◆ Stated problem: Print the data exactly as it is given, please.

◆ Dataset:
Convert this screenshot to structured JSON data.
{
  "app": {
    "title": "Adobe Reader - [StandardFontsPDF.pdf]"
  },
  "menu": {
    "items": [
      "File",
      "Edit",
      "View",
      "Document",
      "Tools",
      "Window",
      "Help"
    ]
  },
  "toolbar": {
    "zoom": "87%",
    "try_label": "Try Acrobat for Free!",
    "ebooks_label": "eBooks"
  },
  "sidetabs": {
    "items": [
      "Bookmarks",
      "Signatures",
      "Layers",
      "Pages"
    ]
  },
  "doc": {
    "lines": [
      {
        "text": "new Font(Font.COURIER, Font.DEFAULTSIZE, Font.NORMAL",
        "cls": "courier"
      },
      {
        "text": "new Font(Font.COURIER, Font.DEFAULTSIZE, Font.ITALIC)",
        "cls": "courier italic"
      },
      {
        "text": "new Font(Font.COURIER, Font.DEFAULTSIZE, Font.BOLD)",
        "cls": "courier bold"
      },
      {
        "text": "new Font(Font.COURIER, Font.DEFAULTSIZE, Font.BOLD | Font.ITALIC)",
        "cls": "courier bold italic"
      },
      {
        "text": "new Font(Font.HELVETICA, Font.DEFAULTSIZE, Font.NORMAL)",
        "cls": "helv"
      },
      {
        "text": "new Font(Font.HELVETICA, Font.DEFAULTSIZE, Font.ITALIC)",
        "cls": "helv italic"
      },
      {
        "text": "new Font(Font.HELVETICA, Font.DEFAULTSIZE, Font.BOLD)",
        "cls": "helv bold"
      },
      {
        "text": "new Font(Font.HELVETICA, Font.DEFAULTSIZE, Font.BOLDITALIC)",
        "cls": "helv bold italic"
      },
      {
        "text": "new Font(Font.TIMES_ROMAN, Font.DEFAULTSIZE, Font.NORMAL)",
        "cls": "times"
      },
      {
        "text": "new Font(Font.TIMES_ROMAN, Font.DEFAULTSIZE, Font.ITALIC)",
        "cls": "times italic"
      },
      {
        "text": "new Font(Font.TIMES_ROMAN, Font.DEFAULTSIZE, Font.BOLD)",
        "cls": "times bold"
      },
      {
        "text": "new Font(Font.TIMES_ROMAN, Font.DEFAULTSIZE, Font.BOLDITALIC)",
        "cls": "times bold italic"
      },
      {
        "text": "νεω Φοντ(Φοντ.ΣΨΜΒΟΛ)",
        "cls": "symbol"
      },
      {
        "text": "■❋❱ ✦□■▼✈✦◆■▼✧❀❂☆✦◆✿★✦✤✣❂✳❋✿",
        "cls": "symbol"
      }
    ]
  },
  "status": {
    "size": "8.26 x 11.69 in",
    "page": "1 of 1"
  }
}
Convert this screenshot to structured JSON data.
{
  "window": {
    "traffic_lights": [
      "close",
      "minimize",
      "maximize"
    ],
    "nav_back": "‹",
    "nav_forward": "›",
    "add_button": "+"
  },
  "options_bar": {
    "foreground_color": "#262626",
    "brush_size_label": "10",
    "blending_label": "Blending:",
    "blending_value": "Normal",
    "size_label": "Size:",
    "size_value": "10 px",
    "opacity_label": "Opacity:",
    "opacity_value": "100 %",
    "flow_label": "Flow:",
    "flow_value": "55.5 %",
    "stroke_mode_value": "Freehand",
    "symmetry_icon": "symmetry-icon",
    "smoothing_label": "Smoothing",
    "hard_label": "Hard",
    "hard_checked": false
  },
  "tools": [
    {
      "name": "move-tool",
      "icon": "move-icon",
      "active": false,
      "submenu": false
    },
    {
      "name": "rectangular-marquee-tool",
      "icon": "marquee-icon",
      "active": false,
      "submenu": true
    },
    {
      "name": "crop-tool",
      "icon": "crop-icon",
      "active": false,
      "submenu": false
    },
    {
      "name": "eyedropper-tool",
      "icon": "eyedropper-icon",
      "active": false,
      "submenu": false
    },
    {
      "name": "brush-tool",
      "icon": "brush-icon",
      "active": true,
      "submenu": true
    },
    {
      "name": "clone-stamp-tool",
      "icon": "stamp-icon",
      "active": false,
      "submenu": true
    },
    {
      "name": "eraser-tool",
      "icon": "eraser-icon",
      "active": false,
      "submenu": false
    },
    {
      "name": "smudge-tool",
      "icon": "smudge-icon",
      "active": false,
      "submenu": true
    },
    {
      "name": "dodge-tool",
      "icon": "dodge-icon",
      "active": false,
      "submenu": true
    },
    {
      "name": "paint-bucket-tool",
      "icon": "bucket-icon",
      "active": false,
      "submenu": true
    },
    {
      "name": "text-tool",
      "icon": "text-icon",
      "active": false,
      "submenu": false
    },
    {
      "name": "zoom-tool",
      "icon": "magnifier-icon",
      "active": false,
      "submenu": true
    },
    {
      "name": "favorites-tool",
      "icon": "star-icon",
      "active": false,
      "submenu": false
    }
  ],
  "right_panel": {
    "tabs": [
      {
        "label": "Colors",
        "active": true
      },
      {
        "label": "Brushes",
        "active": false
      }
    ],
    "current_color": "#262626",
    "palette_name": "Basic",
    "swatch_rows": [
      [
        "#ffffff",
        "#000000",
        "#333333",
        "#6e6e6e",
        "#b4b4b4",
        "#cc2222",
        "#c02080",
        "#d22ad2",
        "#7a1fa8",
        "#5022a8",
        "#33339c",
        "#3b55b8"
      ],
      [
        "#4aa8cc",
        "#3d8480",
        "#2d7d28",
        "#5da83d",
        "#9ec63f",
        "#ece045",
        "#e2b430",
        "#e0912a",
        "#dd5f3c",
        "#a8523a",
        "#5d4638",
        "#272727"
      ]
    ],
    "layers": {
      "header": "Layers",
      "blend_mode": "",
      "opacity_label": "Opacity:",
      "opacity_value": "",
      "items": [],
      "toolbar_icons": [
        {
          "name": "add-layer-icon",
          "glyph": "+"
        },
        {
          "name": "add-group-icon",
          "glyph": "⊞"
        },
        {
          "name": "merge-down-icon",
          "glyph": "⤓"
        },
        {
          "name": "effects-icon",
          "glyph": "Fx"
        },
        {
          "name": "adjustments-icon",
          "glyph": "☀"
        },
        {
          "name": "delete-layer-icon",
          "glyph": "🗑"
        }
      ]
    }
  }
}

◆ Output of the exercise:
Convert this screenshot to structured JSON data.
{
  "app": {
    "title": "Adobe Reader - [StandardFontsPDF.pdf]"
  },
  "menu": {
    "items": [
      "File",
      "Edit",
      "View",
      "Document",
      "Tools",
      "Window",
      "Help"
    ]
  },
  "toolbar": {
    "zoom": "87%",
    "try_label": "Try Acrobat for Free!",
    "ebooks_label": "eBooks"
  },
  "sidetabs": {
    "items": [
      "Bookmarks",
      "Signatures",
      "Layers",
      "Pages"
    ]
  },
  "doc": {
    "lines": [
      {
        "text": "new Font(Font.COURIER, Font.DEFAULTSIZE, Font.NORMAL",
        "cls": "courier"
      },
      {
        "text": "new Font(Font.COURIER, Font.DEFAULTSIZE, Font.ITALIC)",
        "cls": "courier italic"
      },
      {
        "text": "new Font(Font.COURIER, Font.DEFAULTSIZE, Font.BOLD)",
        "cls": "courier bold"
      },
      {
        "text": "new Font(Font.COURIER, Font.DEFAULTSIZE, Font.BOLD | Font.ITALIC)",
        "cls": "courier bold italic"
      },
      {
        "text": "new Font(Font.HELVETICA, Font.DEFAULTSIZE, Font.NORMAL)",
        "cls": "helv"
      },
      {
        "text": "new Font(Font.HELVETICA, Font.DEFAULTSIZE, Font.ITALIC)",
        "cls": "helv italic"
      },
      {
        "text": "new Font(Font.HELVETICA, Font.DEFAULTSIZE, Font.BOLD)",
        "cls": "helv bold"
      },
      {
        "text": "new Font(Font.HELVETICA, Font.DEFAULTSIZE, Font.BOLDITALIC)",
        "cls": "helv bold italic"
      },
      {
        "text": "new Font(Font.TIMES_ROMAN, Font.DEFAULTSIZE, Font.NORMAL)",
        "cls": "times"
      },
      {
        "text": "new Font(Font.TIMES_ROMAN, Font.DEFAULTSIZE, Font.ITALIC)",
        "cls": "times italic"
      },
      {
        "text": "new Font(Font.TIMES_ROMAN, Font.DEFAULTSIZE, Font.BOLD)",
        "cls": "times bold"
      },
      {
        "text": "new Font(Font.TIMES_ROMAN, Font.DEFAULTSIZE, Font.BOLDITALIC)",
        "cls": "times bold italic"
      },
      {
        "text": "νεω Φοντ(Φοντ.ΣΨΜΒΟΛ)",
        "cls": "symbol"
      },
      {
        "text": "■❋❱ ✦□■▼✈✦◆■▼✧❀❂☆✦◆✿★✦✤✣❂✳❋✿",
        "cls": "symbol"
      }
    ]
  },
  "status": {
    "size": "8.26 x 11.69 in",
    "page": "1 of 1"
  }
}
Convert this screenshot to structured JSON data.
{
  "window": {
    "traffic_lights": [
      "close",
      "minimize",
      "maximize"
    ],
    "nav_back": "‹",
    "nav_forward": "›",
    "add_button": "+"
  },
  "options_bar": {
    "foreground_color": "#262626",
    "brush_size_label": "10",
    "blending_label": "Blending:",
    "blending_value": "Normal",
    "size_label": "Size:",
    "size_value": "10 px",
    "opacity_label": "Opacity:",
    "opacity_value": "100 %",
    "flow_label": "Flow:",
    "flow_value": "55.5 %",
    "stroke_mode_value": "Freehand",
    "symmetry_icon": "symmetry-icon",
    "smoothing_label": "Smoothing",
    "hard_label": "Hard",
    "hard_checked": false
  },
  "tools": [
    {
      "name": "move-tool",
      "icon": "move-icon",
      "active": false,
      "submenu": false
    },
    {
      "name": "rectangular-marquee-tool",
      "icon": "marquee-icon",
      "active": false,
      "submenu": true
    },
    {
      "name": "crop-tool",
      "icon": "crop-icon",
      "active": false,
      "submenu": false
    },
    {
      "name": "eyedropper-tool",
      "icon": "eyedropper-icon",
      "active": false,
      "submenu": false
    },
    {
      "name": "brush-tool",
      "icon": "brush-icon",
      "active": true,
      "submenu": true
    },
    {
      "name": "clone-stamp-tool",
      "icon": "stamp-icon",
      "active": false,
      "submenu": true
    },
    {
      "name": "eraser-tool",
      "icon": "eraser-icon",
      "active": false,
      "submenu": false
    },
    {
      "name": "smudge-tool",
      "icon": "smudge-icon",
      "active": false,
      "submenu": true
    },
    {
      "name": "dodge-tool",
      "icon": "dodge-icon",
      "active": false,
      "submenu": true
    },
    {
      "name": "paint-bucket-tool",
      "icon": "bucket-icon",
      "active": false,
      "submenu": true
    },
    {
      "name": "text-tool",
      "icon": "text-icon",
      "active": false,
      "submenu": false
    },
    {
      "name": "zoom-tool",
      "icon": "magnifier-icon",
      "active": false,
      "submenu": true
    },
    {
      "name": "favorites-tool",
      "icon": "star-icon",
      "active": false,
      "submenu": false
    }
  ],
  "right_panel": {
    "tabs": [
      {
        "label": "Colors",
        "active": true
      },
      {
        "label": "Brushes",
        "active": false
      }
    ],
    "current_color": "#262626",
    "palette_name": "Basic",
    "swatch_rows": [
      [
        "#ffffff",
        "#000000",
        "#333333",
        "#6e6e6e",
        "#b4b4b4",
        "#cc2222",
        "#c02080",
        "#d22ad2",
        "#7a1fa8",
        "#5022a8",
        "#33339c",
        "#3b55b8"
      ],
      [
        "#4aa8cc",
        "#3d8480",
        "#2d7d28",
        "#5da83d",
        "#9ec63f",
        "#ece045",
        "#e2b430",
        "#e0912a",
        "#dd5f3c",
        "#a8523a",
        "#5d4638",
        "#272727"
      ]
    ],
    "layers": {
      "header": "Layers",
      "blend_mode": "",
      "opacity_label": "Opacity:",
      "opacity_value": "",
      "items": [],
      "toolbar_icons": [
        {
          "name": "add-layer-icon",
          "glyph": "+"
        },
        {
          "name": "add-group-icon",
          "glyph": "⊞"
        },
        {
          "name": "merge-down-icon",
          "glyph": "⤓"
        },
        {
          "name": "effects-icon",
          "glyph": "Fx"
        },
        {
          "name": "adjustments-icon",
          "glyph": "☀"
        },
        {
          "name": "delete-layer-icon",
          "glyph": "🗑"
        }
      ]
    }
  }
}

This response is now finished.